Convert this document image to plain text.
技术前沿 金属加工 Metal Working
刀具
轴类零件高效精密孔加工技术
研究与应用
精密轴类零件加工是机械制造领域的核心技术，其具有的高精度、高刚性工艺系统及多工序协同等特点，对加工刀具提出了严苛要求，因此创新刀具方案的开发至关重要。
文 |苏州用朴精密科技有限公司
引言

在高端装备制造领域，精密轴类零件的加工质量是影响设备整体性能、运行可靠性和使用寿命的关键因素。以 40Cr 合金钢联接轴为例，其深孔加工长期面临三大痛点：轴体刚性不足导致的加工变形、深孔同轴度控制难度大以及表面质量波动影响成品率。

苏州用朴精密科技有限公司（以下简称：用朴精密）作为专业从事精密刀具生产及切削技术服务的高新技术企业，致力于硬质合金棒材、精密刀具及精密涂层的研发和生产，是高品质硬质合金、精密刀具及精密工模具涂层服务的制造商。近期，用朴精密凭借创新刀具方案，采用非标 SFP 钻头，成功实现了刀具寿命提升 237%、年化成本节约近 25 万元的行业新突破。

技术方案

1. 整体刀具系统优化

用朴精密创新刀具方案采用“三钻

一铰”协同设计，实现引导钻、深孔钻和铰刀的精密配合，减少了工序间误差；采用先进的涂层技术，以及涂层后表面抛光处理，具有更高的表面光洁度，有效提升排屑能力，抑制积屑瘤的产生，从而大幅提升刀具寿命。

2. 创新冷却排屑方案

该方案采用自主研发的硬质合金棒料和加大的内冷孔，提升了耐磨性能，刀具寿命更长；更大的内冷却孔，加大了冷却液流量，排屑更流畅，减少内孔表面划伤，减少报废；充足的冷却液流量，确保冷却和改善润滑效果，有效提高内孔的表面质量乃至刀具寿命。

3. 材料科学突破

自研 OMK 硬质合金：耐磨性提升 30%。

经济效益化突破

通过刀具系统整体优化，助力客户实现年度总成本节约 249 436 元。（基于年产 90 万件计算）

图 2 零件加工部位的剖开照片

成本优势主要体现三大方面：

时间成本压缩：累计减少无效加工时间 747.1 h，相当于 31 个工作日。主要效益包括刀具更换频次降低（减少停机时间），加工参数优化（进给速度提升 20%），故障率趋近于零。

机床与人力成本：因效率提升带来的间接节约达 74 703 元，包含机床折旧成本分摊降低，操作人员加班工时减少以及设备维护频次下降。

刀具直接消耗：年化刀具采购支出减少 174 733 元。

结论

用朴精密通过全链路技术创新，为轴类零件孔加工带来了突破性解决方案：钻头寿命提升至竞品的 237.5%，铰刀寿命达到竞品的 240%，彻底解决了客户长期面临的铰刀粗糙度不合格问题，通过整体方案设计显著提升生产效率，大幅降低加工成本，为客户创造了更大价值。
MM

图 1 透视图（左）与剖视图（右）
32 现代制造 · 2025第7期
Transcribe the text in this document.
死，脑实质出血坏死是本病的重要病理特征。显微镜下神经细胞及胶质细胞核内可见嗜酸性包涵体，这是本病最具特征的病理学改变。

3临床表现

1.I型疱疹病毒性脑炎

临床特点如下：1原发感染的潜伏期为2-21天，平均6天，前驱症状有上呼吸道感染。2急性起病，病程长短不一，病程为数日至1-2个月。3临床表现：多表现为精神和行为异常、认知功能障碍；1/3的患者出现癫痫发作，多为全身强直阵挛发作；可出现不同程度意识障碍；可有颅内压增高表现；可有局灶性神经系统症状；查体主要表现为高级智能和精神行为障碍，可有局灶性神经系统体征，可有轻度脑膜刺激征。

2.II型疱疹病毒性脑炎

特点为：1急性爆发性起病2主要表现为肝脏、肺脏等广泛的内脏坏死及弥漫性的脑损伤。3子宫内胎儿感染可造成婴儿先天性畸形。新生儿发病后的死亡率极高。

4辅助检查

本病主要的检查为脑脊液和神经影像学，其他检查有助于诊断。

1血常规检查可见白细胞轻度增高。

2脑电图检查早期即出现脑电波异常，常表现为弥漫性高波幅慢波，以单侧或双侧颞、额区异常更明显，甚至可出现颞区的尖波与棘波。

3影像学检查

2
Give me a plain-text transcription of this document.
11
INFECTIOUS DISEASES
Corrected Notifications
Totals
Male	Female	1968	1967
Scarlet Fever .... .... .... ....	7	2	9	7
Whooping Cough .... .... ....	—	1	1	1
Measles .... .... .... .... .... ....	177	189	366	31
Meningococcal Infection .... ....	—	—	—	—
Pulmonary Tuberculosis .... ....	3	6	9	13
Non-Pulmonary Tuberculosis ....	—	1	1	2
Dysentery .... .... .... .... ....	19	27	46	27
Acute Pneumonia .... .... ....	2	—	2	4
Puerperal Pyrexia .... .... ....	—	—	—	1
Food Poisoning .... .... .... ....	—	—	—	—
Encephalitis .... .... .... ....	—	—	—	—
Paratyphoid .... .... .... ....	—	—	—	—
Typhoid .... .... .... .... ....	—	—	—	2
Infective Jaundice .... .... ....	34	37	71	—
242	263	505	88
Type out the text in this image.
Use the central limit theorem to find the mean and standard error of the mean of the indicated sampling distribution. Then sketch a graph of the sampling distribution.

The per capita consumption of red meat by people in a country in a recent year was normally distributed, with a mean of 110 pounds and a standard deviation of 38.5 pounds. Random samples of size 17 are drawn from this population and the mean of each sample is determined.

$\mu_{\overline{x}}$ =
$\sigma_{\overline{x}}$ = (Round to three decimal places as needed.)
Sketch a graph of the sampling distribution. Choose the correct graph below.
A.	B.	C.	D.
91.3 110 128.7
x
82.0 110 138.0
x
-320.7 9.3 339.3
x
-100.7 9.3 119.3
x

□ □ □ □ □ □ □

[What you will do] Restate the whole listing exactly.

[Complete output]
Convert this document image to plain text.
技术前沿 金属加工 Metal Working
刀具
轴类零件高效精密孔加工技术
研究与应用
精密轴类零件加工是机械制造领域的核心技术，其具有的高精度、高刚性工艺系统及多工序协同等特点，对加工刀具提出了严苛要求，因此创新刀具方案的开发至关重要。
文 |苏州用朴精密科技有限公司
引言

在高端装备制造领域，精密轴类零件的加工质量是影响设备整体性能、运行可靠性和使用寿命的关键因素。以 40Cr 合金钢联接轴为例，其深孔加工长期面临三大痛点：轴体刚性不足导致的加工变形、深孔同轴度控制难度大以及表面质量波动影响成品率。

苏州用朴精密科技有限公司（以下简称：用朴精密）作为专业从事精密刀具生产及切削技术服务的高新技术企业，致力于硬质合金棒材、精密刀具及精密涂层的研发和生产，是高品质硬质合金、精密刀具及精密工模具涂层服务的制造商。近期，用朴精密凭借创新刀具方案，采用非标 SFP 钻头，成功实现了刀具寿命提升 237%、年化成本节约近 25 万元的行业新突破。

技术方案

1. 整体刀具系统优化

用朴精密创新刀具方案采用“三钻

一铰”协同设计，实现引导钻、深孔钻和铰刀的精密配合，减少了工序间误差；采用先进的涂层技术，以及涂层后表面抛光处理，具有更高的表面光洁度，有效提升排屑能力，抑制积屑瘤的产生，从而大幅提升刀具寿命。

2. 创新冷却排屑方案

该方案采用自主研发的硬质合金棒料和加大的内冷孔，提升了耐磨性能，刀具寿命更长；更大的内冷却孔，加大了冷却液流量，排屑更流畅，减少内孔表面划伤，减少报废；充足的冷却液流量，确保冷却和改善润滑效果，有效提高内孔的表面质量乃至刀具寿命。

3. 材料科学突破

自研 OMK 硬质合金：耐磨性提升 30%。

经济效益化突破

通过刀具系统整体优化，助力客户实现年度总成本节约 249 436 元。（基于年产 90 万件计算）

图 2 零件加工部位的剖开照片

成本优势主要体现三大方面：

时间成本压缩：累计减少无效加工时间 747.1 h，相当于 31 个工作日。主要效益包括刀具更换频次降低（减少停机时间），加工参数优化（进给速度提升 20%），故障率趋近于零。

机床与人力成本：因效率提升带来的间接节约达 74 703 元，包含机床折旧成本分摊降低，操作人员加班工时减少以及设备维护频次下降。

刀具直接消耗：年化刀具采购支出减少 174 733 元。

结论

用朴精密通过全链路技术创新，为轴类零件孔加工带来了突破性解决方案：钻头寿命提升至竞品的 237.5%，铰刀寿命达到竞品的 240%，彻底解决了客户长期面临的铰刀粗糙度不合格问题，通过整体方案设计显著提升生产效率，大幅降低加工成本，为客户创造了更大价值。
MM

图 1 透视图（左）与剖视图（右）
32 现代制造 · 2025第7期
Transcribe the text in this document.
死，脑实质出血坏死是本病的重要病理特征。显微镜下神经细胞及胶质细胞核内可见嗜酸性包涵体，这是本病最具特征的病理学改变。

3临床表现

1.I型疱疹病毒性脑炎

临床特点如下：1原发感染的潜伏期为2-21天，平均6天，前驱症状有上呼吸道感染。2急性起病，病程长短不一，病程为数日至1-2个月。3临床表现：多表现为精神和行为异常、认知功能障碍；1/3的患者出现癫痫发作，多为全身强直阵挛发作；可出现不同程度意识障碍；可有颅内压增高表现；可有局灶性神经系统症状；查体主要表现为高级智能和精神行为障碍，可有局灶性神经系统体征，可有轻度脑膜刺激征。

2.II型疱疹病毒性脑炎

特点为：1急性爆发性起病2主要表现为肝脏、肺脏等广泛的内脏坏死及弥漫性的脑损伤。3子宫内胎儿感染可造成婴儿先天性畸形。新生儿发病后的死亡率极高。

4辅助检查

本病主要的检查为脑脊液和神经影像学，其他检查有助于诊断。

1血常规检查可见白细胞轻度增高。

2脑电图检查早期即出现脑电波异常，常表现为弥漫性高波幅慢波，以单侧或双侧颞、额区异常更明显，甚至可出现颞区的尖波与棘波。

3影像学检查

2
Give me a plain-text transcription of this document.
11
INFECTIOUS DISEASES
Corrected Notifications
Totals
Male	Female	1968	1967
Scarlet Fever .... .... .... ....	7	2	9	7
Whooping Cough .... .... ....	—	1	1	1
Measles .... .... .... .... .... ....	177	189	366	31
Meningococcal Infection .... ....	—	—	—	—
Pulmonary Tuberculosis .... ....	3	6	9	13
Non-Pulmonary Tuberculosis ....	—	1	1	2
Dysentery .... .... .... .... ....	19	27	46	27
Acute Pneumonia .... .... ....	2	—	2	4
Puerperal Pyrexia .... .... ....	—	—	—	1
Food Poisoning .... .... .... ....	—	—	—	—
Encephalitis .... .... .... ....	—	—	—	—
Paratyphoid .... .... .... ....	—	—	—	—
Typhoid .... .... .... .... ....	—	—	—	2
Infective Jaundice .... .... ....	34	37	71	—
242	263	505	88
Type out the text in this image.
Use the central limit theorem to find the mean and standard error of the mean of the indicated sampling distribution. Then sketch a graph of the sampling distribution.

The per capita consumption of red meat by people in a country in a recent year was normally distributed, with a mean of 110 pounds and a standard deviation of 38.5 pounds. Random samples of size 17 are drawn from this population and the mean of each sample is determined.

$\mu_{\overline{x}}$ =
$\sigma_{\overline{x}}$ = (Round to three decimal places as needed.)
Sketch a graph of the sampling distribution. Choose the correct graph below.
A.	B.	C.	D.
91.3 110 128.7
x
82.0 110 138.0
x
-320.7 9.3 339.3
x
-100.7 9.3 119.3
x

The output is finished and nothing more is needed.